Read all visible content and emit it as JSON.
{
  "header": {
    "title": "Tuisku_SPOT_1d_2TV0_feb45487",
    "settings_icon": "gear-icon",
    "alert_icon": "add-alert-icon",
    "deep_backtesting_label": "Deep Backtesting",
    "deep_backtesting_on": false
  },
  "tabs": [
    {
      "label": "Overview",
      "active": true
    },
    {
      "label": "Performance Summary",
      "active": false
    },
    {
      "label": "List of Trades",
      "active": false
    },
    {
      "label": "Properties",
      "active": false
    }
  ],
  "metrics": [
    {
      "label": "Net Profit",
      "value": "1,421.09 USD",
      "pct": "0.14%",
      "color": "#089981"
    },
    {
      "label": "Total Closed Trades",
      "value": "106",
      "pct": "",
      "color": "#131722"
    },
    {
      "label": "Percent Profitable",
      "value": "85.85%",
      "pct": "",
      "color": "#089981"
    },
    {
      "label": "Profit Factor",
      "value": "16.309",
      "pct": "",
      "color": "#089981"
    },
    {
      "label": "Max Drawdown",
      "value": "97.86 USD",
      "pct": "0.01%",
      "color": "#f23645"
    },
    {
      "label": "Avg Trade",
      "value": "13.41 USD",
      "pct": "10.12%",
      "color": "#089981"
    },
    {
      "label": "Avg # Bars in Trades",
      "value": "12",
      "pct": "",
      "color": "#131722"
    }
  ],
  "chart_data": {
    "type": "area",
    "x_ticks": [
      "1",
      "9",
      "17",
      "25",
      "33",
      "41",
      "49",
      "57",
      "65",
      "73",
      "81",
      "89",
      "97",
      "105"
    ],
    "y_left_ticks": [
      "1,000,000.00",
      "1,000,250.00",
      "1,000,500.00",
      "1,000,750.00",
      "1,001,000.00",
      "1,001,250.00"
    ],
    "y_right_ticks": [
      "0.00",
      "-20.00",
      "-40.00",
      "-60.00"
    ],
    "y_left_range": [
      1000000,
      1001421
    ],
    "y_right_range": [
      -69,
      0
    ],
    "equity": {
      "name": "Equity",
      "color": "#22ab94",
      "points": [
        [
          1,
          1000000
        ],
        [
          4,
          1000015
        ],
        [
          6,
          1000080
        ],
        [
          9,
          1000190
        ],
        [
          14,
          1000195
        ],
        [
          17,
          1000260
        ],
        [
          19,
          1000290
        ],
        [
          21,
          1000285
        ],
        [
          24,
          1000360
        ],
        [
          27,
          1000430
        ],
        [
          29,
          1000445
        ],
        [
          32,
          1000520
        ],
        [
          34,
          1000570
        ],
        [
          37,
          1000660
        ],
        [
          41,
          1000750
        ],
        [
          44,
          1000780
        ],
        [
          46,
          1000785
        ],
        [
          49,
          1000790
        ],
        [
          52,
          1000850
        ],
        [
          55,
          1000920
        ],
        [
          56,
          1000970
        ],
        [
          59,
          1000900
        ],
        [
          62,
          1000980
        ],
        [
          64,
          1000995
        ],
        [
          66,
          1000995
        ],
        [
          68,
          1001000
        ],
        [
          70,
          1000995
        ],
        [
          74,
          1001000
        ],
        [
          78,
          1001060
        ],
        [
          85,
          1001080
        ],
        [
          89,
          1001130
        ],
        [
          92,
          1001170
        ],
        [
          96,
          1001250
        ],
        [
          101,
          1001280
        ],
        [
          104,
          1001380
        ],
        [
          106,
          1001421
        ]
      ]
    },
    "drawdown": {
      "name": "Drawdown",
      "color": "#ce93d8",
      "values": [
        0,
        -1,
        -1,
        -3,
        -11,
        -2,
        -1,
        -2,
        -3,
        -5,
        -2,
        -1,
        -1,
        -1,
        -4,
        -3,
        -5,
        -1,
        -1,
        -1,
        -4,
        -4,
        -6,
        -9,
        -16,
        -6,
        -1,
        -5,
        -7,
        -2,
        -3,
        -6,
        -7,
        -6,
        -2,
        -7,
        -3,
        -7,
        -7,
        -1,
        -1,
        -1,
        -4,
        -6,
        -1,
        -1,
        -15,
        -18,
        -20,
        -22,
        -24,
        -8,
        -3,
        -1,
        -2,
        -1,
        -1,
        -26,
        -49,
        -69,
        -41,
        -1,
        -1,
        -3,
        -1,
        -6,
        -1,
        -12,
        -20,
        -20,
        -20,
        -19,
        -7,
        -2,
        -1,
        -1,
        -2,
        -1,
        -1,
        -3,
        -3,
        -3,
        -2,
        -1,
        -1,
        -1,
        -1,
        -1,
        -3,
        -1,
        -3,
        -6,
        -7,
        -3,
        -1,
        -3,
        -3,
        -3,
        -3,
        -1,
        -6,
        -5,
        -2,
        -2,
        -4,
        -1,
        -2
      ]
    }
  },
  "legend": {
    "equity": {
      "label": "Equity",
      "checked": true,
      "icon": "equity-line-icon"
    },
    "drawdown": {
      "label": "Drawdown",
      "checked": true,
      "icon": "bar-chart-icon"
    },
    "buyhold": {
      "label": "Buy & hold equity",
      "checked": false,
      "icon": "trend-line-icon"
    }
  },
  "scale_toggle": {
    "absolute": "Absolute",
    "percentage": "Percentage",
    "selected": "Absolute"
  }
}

> [STATED TASK]
Output every line above without altering anything.

> [RESPONSE BELOW]
Read all visible content and emit it as JSON.
{
  "header": {
    "title": "Tuisku_SPOT_1d_2TV0_feb45487",
    "settings_icon": "gear-icon",
    "alert_icon": "add-alert-icon",
    "deep_backtesting_label": "Deep Backtesting",
    "deep_backtesting_on": false
  },
  "tabs": [
    {
      "label": "Overview",
      "active": true
    },
    {
      "label": "Performance Summary",
      "active": false
    },
    {
      "label": "List of Trades",
      "active": false
    },
    {
      "label": "Properties",
      "active": false
    }
  ],
  "metrics": [
    {
      "label": "Net Profit",
      "value": "1,421.09 USD",
      "pct": "0.14%",
      "color": "#089981"
    },
    {
      "label": "Total Closed Trades",
      "value": "106",
      "pct": "",
      "color": "#131722"
    },
    {
      "label": "Percent Profitable",
      "value": "85.85%",
      "pct": "",
      "color": "#089981"
    },
    {
      "label": "Profit Factor",
      "value": "16.309",
      "pct": "",
      "color": "#089981"
    },
    {
      "label": "Max Drawdown",
      "value": "97.86 USD",
      "pct": "0.01%",
      "color": "#f23645"
    },
    {
      "label": "Avg Trade",
      "value": "13.41 USD",
      "pct": "10.12%",
      "color": "#089981"
    },
    {
      "label": "Avg # Bars in Trades",
      "value": "12",
      "pct": "",
      "color": "#131722"
    }
  ],
  "chart_data": {
    "type": "area",
    "x_ticks": [
      "1",
      "9",
      "17",
      "25",
      "33",
      "41",
      "49",
      "57",
      "65",
      "73",
      "81",
      "89",
      "97",
      "105"
    ],
    "y_left_ticks": [
      "1,000,000.00",
      "1,000,250.00",
      "1,000,500.00",
      "1,000,750.00",
      "1,001,000.00",
      "1,001,250.00"
    ],
    "y_right_ticks": [
      "0.00",
      "-20.00",
      "-40.00",
      "-60.00"
    ],
    "y_left_range": [
      1000000,
      1001421
    ],
    "y_right_range": [
      -69,
      0
    ],
    "equity": {
      "name": "Equity",
      "color": "#22ab94",
      "points": [
        [
          1,
          1000000
        ],
        [
          4,
          1000015
        ],
        [
          6,
          1000080
        ],
        [
          9,
          1000190
        ],
        [
          14,
          1000195
        ],
        [
          17,
          1000260
        ],
        [
          19,
          1000290
        ],
        [
          21,
          1000285
        ],
        [
          24,
          1000360
        ],
        [
          27,
          1000430
        ],
        [
          29,
          1000445
        ],
        [
          32,
          1000520
        ],
        [
          34,
          1000570
        ],
        [
          37,
          1000660
        ],
        [
          41,
          1000750
        ],
        [
          44,
          1000780
        ],
        [
          46,
          1000785
        ],
        [
          49,
          1000790
        ],
        [
          52,
          1000850
        ],
        [
          55,
          1000920
        ],
        [
          56,
          1000970
        ],
        [
          59,
          1000900
        ],
        [
          62,
          1000980
        ],
        [
          64,
          1000995
        ],
        [
          66,
          1000995
        ],
        [
          68,
          1001000
        ],
        [
          70,
          1000995
        ],
        [
          74,
          1001000
        ],
        [
          78,
          1001060
        ],
        [
          85,
          1001080
        ],
        [
          89,
          1001130
        ],
        [
          92,
          1001170
        ],
        [
          96,
          1001250
        ],
        [
          101,
          1001280
        ],
        [
          104,
          1001380
        ],
        [
          106,
          1001421
        ]
      ]
    },
    "drawdown": {
      "name": "Drawdown",
      "color": "#ce93d8",
      "values": [
        0,
        -1,
        -1,
        -3,
        -11,
        -2,
        -1,
        -2,
        -3,
        -5,
        -2,
        -1,
        -1,
        -1,
        -4,
        -3,
        -5,
        -1,
        -1,
        -1,
        -4,
        -4,
        -6,
        -9,
        -16,
        -6,
        -1,
        -5,
        -7,
        -2,
        -3,
        -6,
        -7,
        -6,
        -2,
        -7,
        -3,
        -7,
        -7,
        -1,
        -1,
        -1,
        -4,
        -6,
        -1,
        -1,
        -15,
        -18,
        -20,
        -22,
        -24,
        -8,
        -3,
        -1,
        -2,
        -1,
        -1,
        -26,
        -49,
        -69,
        -41,
        -1,
        -1,
        -3,
        -1,
        -6,
        -1,
        -12,
        -20,
        -20,
        -20,
        -19,
        -7,
        -2,
        -1,
        -1,
        -2,
        -1,
        -1,
        -3,
        -3,
        -3,
        -2,
        -1,
        -1,
        -1,
        -1,
        -1,
        -3,
        -1,
        -3,
        -6,
        -7,
        -3,
        -1,
        -3,
        -3,
        -3,
        -3,
        -1,
        -6,
        -5,
        -2,
        -2,
        -4,
        -1,
        -2
      ]
    }
  },
  "legend": {
    "equity": {
      "label": "Equity",
      "checked": true,
      "icon": "equity-line-icon"
    },
    "drawdown": {
      "label": "Drawdown",
      "checked": true,
      "icon": "bar-chart-icon"
    },
    "buyhold": {
      "label": "Buy & hold equity",
      "checked": false,
      "icon": "trend-line-icon"
    }
  },
  "scale_toggle": {
    "absolute": "Absolute",
    "percentage": "Percentage",
    "selected": "Absolute"
  }
}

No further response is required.